_Set problem:_ Can you give all the records again without altering a single character?
## START Raw records
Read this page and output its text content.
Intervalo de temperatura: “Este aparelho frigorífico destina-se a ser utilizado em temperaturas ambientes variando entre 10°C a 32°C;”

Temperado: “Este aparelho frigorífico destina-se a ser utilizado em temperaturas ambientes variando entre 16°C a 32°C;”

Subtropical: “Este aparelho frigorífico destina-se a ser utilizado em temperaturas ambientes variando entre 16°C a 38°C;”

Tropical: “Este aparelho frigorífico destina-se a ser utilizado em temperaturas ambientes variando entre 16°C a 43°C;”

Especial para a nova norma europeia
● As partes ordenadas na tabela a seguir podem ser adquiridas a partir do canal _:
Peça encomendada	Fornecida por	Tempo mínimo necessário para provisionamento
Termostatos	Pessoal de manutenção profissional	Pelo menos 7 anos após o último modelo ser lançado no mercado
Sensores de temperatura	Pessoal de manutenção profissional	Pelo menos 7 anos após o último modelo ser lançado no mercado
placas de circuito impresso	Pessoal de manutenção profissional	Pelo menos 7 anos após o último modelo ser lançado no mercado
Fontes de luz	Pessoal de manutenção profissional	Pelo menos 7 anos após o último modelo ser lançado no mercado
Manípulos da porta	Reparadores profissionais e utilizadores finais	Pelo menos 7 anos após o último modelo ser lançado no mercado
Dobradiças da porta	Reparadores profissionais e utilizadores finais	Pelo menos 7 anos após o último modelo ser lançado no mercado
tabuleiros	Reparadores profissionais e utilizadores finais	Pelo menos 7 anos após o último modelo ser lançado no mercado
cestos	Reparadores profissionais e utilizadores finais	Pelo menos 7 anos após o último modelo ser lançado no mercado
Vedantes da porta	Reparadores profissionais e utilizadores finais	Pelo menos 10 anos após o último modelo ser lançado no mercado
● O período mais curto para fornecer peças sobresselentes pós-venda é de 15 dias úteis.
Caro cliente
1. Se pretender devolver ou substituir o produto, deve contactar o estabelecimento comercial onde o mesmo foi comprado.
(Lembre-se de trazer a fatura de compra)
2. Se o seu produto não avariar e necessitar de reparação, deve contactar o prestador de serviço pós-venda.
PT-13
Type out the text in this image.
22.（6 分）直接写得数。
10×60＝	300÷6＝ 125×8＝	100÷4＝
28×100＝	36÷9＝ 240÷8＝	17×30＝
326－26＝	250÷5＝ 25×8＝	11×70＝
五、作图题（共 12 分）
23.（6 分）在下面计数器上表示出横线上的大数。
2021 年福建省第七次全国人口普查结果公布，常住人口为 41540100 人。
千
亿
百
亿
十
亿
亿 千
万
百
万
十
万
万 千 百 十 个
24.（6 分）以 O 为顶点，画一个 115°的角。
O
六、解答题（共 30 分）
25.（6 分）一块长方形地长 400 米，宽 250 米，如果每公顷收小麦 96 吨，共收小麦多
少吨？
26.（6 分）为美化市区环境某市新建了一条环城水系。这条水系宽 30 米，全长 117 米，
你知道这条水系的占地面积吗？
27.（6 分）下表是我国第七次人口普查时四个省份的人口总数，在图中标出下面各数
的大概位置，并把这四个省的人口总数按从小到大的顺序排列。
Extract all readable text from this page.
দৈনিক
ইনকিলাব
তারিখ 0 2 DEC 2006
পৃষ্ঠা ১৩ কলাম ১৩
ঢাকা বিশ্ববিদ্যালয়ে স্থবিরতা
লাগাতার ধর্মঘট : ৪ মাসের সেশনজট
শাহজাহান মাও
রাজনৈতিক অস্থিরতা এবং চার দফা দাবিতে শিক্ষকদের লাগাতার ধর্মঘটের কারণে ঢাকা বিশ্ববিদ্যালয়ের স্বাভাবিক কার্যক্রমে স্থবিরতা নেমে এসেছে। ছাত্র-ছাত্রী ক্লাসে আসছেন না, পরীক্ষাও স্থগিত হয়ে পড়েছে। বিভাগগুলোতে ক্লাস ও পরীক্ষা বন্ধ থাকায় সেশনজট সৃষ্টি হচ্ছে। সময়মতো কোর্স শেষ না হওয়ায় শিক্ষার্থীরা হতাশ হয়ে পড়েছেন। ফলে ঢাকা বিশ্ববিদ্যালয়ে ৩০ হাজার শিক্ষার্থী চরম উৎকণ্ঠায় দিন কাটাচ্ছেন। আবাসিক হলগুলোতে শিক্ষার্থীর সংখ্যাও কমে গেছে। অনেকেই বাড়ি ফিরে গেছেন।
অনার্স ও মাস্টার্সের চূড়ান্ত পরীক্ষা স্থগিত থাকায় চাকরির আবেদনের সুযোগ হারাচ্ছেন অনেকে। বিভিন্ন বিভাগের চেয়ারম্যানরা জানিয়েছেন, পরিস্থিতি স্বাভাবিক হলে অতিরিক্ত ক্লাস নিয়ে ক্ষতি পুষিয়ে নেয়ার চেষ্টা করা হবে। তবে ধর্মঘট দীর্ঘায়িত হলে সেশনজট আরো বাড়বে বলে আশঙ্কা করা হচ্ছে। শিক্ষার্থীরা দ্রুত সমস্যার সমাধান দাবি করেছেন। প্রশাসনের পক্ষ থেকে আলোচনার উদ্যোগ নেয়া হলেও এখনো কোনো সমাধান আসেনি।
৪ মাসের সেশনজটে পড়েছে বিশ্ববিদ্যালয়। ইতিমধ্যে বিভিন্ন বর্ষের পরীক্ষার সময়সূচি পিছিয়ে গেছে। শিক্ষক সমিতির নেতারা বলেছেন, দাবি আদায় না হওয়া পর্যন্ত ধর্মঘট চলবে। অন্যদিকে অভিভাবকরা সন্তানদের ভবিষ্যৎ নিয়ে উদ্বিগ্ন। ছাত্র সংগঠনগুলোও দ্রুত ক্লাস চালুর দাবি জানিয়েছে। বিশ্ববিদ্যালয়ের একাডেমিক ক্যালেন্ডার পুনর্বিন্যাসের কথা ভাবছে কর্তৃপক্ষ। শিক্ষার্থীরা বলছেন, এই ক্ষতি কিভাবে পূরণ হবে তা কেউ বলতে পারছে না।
## END Raw records
_Task output:_
Read this page and output its text content.
Intervalo de temperatura: “Este aparelho frigorífico destina-se a ser utilizado em temperaturas ambientes variando entre 10°C a 32°C;”

Temperado: “Este aparelho frigorífico destina-se a ser utilizado em temperaturas ambientes variando entre 16°C a 32°C;”

Subtropical: “Este aparelho frigorífico destina-se a ser utilizado em temperaturas ambientes variando entre 16°C a 38°C;”

Tropical: “Este aparelho frigorífico destina-se a ser utilizado em temperaturas ambientes variando entre 16°C a 43°C;”

Especial para a nova norma europeia
● As partes ordenadas na tabela a seguir podem ser adquiridas a partir do canal _:
Peça encomendada	Fornecida por	Tempo mínimo necessário para provisionamento
Termostatos	Pessoal de manutenção profissional	Pelo menos 7 anos após o último modelo ser lançado no mercado
Sensores de temperatura	Pessoal de manutenção profissional	Pelo menos 7 anos após o último modelo ser lançado no mercado
placas de circuito impresso	Pessoal de manutenção profissional	Pelo menos 7 anos após o último modelo ser lançado no mercado
Fontes de luz	Pessoal de manutenção profissional	Pelo menos 7 anos após o último modelo ser lançado no mercado
Manípulos da porta	Reparadores profissionais e utilizadores finais	Pelo menos 7 anos após o último modelo ser lançado no mercado
Dobradiças da porta	Reparadores profissionais e utilizadores finais	Pelo menos 7 anos após o último modelo ser lançado no mercado
tabuleiros	Reparadores profissionais e utilizadores finais	Pelo menos 7 anos após o último modelo ser lançado no mercado
cestos	Reparadores profissionais e utilizadores finais	Pelo menos 7 anos após o último modelo ser lançado no mercado
Vedantes da porta	Reparadores profissionais e utilizadores finais	Pelo menos 10 anos após o último modelo ser lançado no mercado
● O período mais curto para fornecer peças sobresselentes pós-venda é de 15 dias úteis.
Caro cliente
1. Se pretender devolver ou substituir o produto, deve contactar o estabelecimento comercial onde o mesmo foi comprado.
(Lembre-se de trazer a fatura de compra)
2. Se o seu produto não avariar e necessitar de reparação, deve contactar o prestador de serviço pós-venda.
PT-13
Type out the text in this image.
22.（6 分）直接写得数。
10×60＝	300÷6＝ 125×8＝	100÷4＝
28×100＝	36÷9＝ 240÷8＝	17×30＝
326－26＝	250÷5＝ 25×8＝	11×70＝
五、作图题（共 12 分）
23.（6 分）在下面计数器上表示出横线上的大数。
2021 年福建省第七次全国人口普查结果公布，常住人口为 41540100 人。
千
亿
百
亿
十
亿
亿 千
万
百
万
十
万
万 千 百 十 个
24.（6 分）以 O 为顶点，画一个 115°的角。
O
六、解答题（共 30 分）
25.（6 分）一块长方形地长 400 米，宽 250 米，如果每公顷收小麦 96 吨，共收小麦多
少吨？
26.（6 分）为美化市区环境某市新建了一条环城水系。这条水系宽 30 米，全长 117 米，
你知道这条水系的占地面积吗？
27.（6 分）下表是我国第七次人口普查时四个省份的人口总数，在图中标出下面各数
的大概位置，并把这四个省的人口总数按从小到大的顺序排列。
Extract all readable text from this page.
দৈনিক
ইনকিলাব
তারিখ 0 2 DEC 2006
পৃষ্ঠা ১৩ কলাম ১৩
ঢাকা বিশ্ববিদ্যালয়ে স্থবিরতা
লাগাতার ধর্মঘট : ৪ মাসের সেশনজট
শাহজাহান মাও
রাজনৈতিক অস্থিরতা এবং চার দফা দাবিতে শিক্ষকদের লাগাতার ধর্মঘটের কারণে ঢাকা বিশ্ববিদ্যালয়ের স্বাভাবিক কার্যক্রমে স্থবিরতা নেমে এসেছে। ছাত্র-ছাত্রী ক্লাসে আসছেন না, পরীক্ষাও স্থগিত হয়ে পড়েছে। বিভাগগুলোতে ক্লাস ও পরীক্ষা বন্ধ থাকায় সেশনজট সৃষ্টি হচ্ছে। সময়মতো কোর্স শেষ না হওয়ায় শিক্ষার্থীরা হতাশ হয়ে পড়েছেন। ফলে ঢাকা বিশ্ববিদ্যালয়ে ৩০ হাজার শিক্ষার্থী চরম উৎকণ্ঠায় দিন কাটাচ্ছেন। আবাসিক হলগুলোতে শিক্ষার্থীর সংখ্যাও কমে গেছে। অনেকেই বাড়ি ফিরে গেছেন।
অনার্স ও মাস্টার্সের চূড়ান্ত পরীক্ষা স্থগিত থাকায় চাকরির আবেদনের সুযোগ হারাচ্ছেন অনেকে। বিভিন্ন বিভাগের চেয়ারম্যানরা জানিয়েছেন, পরিস্থিতি স্বাভাবিক হলে অতিরিক্ত ক্লাস নিয়ে ক্ষতি পুষিয়ে নেয়ার চেষ্টা করা হবে। তবে ধর্মঘট দীর্ঘায়িত হলে সেশনজট আরো বাড়বে বলে আশঙ্কা করা হচ্ছে। শিক্ষার্থীরা দ্রুত সমস্যার সমাধান দাবি করেছেন। প্রশাসনের পক্ষ থেকে আলোচনার উদ্যোগ নেয়া হলেও এখনো কোনো সমাধান আসেনি।
৪ মাসের সেশনজটে পড়েছে বিশ্ববিদ্যালয়। ইতিমধ্যে বিভিন্ন বর্ষের পরীক্ষার সময়সূচি পিছিয়ে গেছে। শিক্ষক সমিতির নেতারা বলেছেন, দাবি আদায় না হওয়া পর্যন্ত ধর্মঘট চলবে। অন্যদিকে অভিভাবকরা সন্তানদের ভবিষ্যৎ নিয়ে উদ্বিগ্ন। ছাত্র সংগঠনগুলোও দ্রুত ক্লাস চালুর দাবি জানিয়েছে। বিশ্ববিদ্যালয়ের একাডেমিক ক্যালেন্ডার পুনর্বিন্যাসের কথা ভাবছে কর্তৃপক্ষ। শিক্ষার্থীরা বলছেন, এই ক্ষতি কিভাবে পূরণ হবে তা কেউ বলতে পারছে না।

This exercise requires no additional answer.